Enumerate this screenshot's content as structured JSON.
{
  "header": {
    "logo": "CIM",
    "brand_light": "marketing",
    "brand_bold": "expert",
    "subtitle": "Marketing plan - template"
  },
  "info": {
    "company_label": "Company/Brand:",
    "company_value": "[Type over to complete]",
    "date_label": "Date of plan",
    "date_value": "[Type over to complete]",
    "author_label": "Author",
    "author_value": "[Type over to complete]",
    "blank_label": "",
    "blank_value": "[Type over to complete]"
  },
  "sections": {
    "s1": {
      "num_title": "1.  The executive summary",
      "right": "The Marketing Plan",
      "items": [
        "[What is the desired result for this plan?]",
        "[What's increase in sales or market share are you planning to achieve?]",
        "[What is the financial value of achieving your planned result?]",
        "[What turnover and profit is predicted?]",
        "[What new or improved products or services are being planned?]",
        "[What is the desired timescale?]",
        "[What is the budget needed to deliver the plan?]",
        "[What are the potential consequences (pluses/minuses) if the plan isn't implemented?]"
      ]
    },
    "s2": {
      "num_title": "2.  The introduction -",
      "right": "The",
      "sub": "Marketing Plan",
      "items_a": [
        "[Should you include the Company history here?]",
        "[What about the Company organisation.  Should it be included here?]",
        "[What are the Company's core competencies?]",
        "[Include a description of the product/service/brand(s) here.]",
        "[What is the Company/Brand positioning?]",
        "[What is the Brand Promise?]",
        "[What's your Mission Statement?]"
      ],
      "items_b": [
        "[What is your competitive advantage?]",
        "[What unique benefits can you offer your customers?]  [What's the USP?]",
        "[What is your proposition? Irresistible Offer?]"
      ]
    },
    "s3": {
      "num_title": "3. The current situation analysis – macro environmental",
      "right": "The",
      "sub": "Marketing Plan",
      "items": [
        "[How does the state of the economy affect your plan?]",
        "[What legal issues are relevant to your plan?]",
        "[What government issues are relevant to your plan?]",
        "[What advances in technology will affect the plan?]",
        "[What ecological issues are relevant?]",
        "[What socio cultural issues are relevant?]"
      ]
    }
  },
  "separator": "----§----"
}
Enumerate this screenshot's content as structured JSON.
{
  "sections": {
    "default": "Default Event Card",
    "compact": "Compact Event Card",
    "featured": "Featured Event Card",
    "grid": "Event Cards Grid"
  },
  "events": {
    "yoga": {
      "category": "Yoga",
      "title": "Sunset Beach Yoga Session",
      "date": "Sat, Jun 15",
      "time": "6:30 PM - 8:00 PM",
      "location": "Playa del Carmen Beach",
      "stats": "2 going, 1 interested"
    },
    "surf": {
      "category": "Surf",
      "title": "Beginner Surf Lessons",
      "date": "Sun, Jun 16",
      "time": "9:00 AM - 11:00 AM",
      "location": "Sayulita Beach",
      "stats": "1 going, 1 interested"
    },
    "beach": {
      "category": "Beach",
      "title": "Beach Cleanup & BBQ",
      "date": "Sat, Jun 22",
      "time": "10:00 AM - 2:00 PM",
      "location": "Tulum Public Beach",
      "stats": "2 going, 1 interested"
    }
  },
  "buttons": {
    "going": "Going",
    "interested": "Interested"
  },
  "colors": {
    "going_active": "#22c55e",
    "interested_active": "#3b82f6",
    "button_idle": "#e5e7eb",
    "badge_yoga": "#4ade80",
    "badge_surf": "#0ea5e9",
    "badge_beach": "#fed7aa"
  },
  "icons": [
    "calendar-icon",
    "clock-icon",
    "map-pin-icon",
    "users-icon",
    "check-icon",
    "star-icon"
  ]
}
◇ ◇ ◇ ◇ ◇ ◇ ◇
Task requirements: Set all of the records down again, exactly as they stand.

The answer:
Enumerate this screenshot's content as structured JSON.
{
  "header": {
    "logo": "CIM",
    "brand_light": "marketing",
    "brand_bold": "expert",
    "subtitle": "Marketing plan - template"
  },
  "info": {
    "company_label": "Company/Brand:",
    "company_value": "[Type over to complete]",
    "date_label": "Date of plan",
    "date_value": "[Type over to complete]",
    "author_label": "Author",
    "author_value": "[Type over to complete]",
    "blank_label": "",
    "blank_value": "[Type over to complete]"
  },
  "sections": {
    "s1": {
      "num_title": "1.  The executive summary",
      "right": "The Marketing Plan",
      "items": [
        "[What is the desired result for this plan?]",
        "[What's increase in sales or market share are you planning to achieve?]",
        "[What is the financial value of achieving your planned result?]",
        "[What turnover and profit is predicted?]",
        "[What new or improved products or services are being planned?]",
        "[What is the desired timescale?]",
        "[What is the budget needed to deliver the plan?]",
        "[What are the potential consequences (pluses/minuses) if the plan isn't implemented?]"
      ]
    },
    "s2": {
      "num_title": "2.  The introduction -",
      "right": "The",
      "sub": "Marketing Plan",
      "items_a": [
        "[Should you include the Company history here?]",
        "[What about the Company organisation.  Should it be included here?]",
        "[What are the Company's core competencies?]",
        "[Include a description of the product/service/brand(s) here.]",
        "[What is the Company/Brand positioning?]",
        "[What is the Brand Promise?]",
        "[What's your Mission Statement?]"
      ],
      "items_b": [
        "[What is your competitive advantage?]",
        "[What unique benefits can you offer your customers?]  [What's the USP?]",
        "[What is your proposition? Irresistible Offer?]"
      ]
    },
    "s3": {
      "num_title": "3. The current situation analysis – macro environmental",
      "right": "The",
      "sub": "Marketing Plan",
      "items": [
        "[How does the state of the economy affect your plan?]",
        "[What legal issues are relevant to your plan?]",
        "[What government issues are relevant to your plan?]",
        "[What advances in technology will affect the plan?]",
        "[What ecological issues are relevant?]",
        "[What socio cultural issues are relevant?]"
      ]
    }
  },
  "separator": "----§----"
}
Enumerate this screenshot's content as structured JSON.
{
  "sections": {
    "default": "Default Event Card",
    "compact": "Compact Event Card",
    "featured": "Featured Event Card",
    "grid": "Event Cards Grid"
  },
  "events": {
    "yoga": {
      "category": "Yoga",
      "title": "Sunset Beach Yoga Session",
      "date": "Sat, Jun 15",
      "time": "6:30 PM - 8:00 PM",
      "location": "Playa del Carmen Beach",
      "stats": "2 going, 1 interested"
    },
    "surf": {
      "category": "Surf",
      "title": "Beginner Surf Lessons",
      "date": "Sun, Jun 16",
      "time": "9:00 AM - 11:00 AM",
      "location": "Sayulita Beach",
      "stats": "1 going, 1 interested"
    },
    "beach": {
      "category": "Beach",
      "title": "Beach Cleanup & BBQ",
      "date": "Sat, Jun 22",
      "time": "10:00 AM - 2:00 PM",
      "location": "Tulum Public Beach",
      "stats": "2 going, 1 interested"
    }
  },
  "buttons": {
    "going": "Going",
    "interested": "Interested"
  },
  "colors": {
    "going_active": "#22c55e",
    "interested_active": "#3b82f6",
    "button_idle": "#e5e7eb",
    "badge_yoga": "#4ade80",
    "badge_surf": "#0ea5e9",
    "badge_beach": "#fed7aa"
  },
  "icons": [
    "calendar-icon",
    "clock-icon",
    "map-pin-icon",
    "users-icon",
    "check-icon",
    "star-icon"
  ]
}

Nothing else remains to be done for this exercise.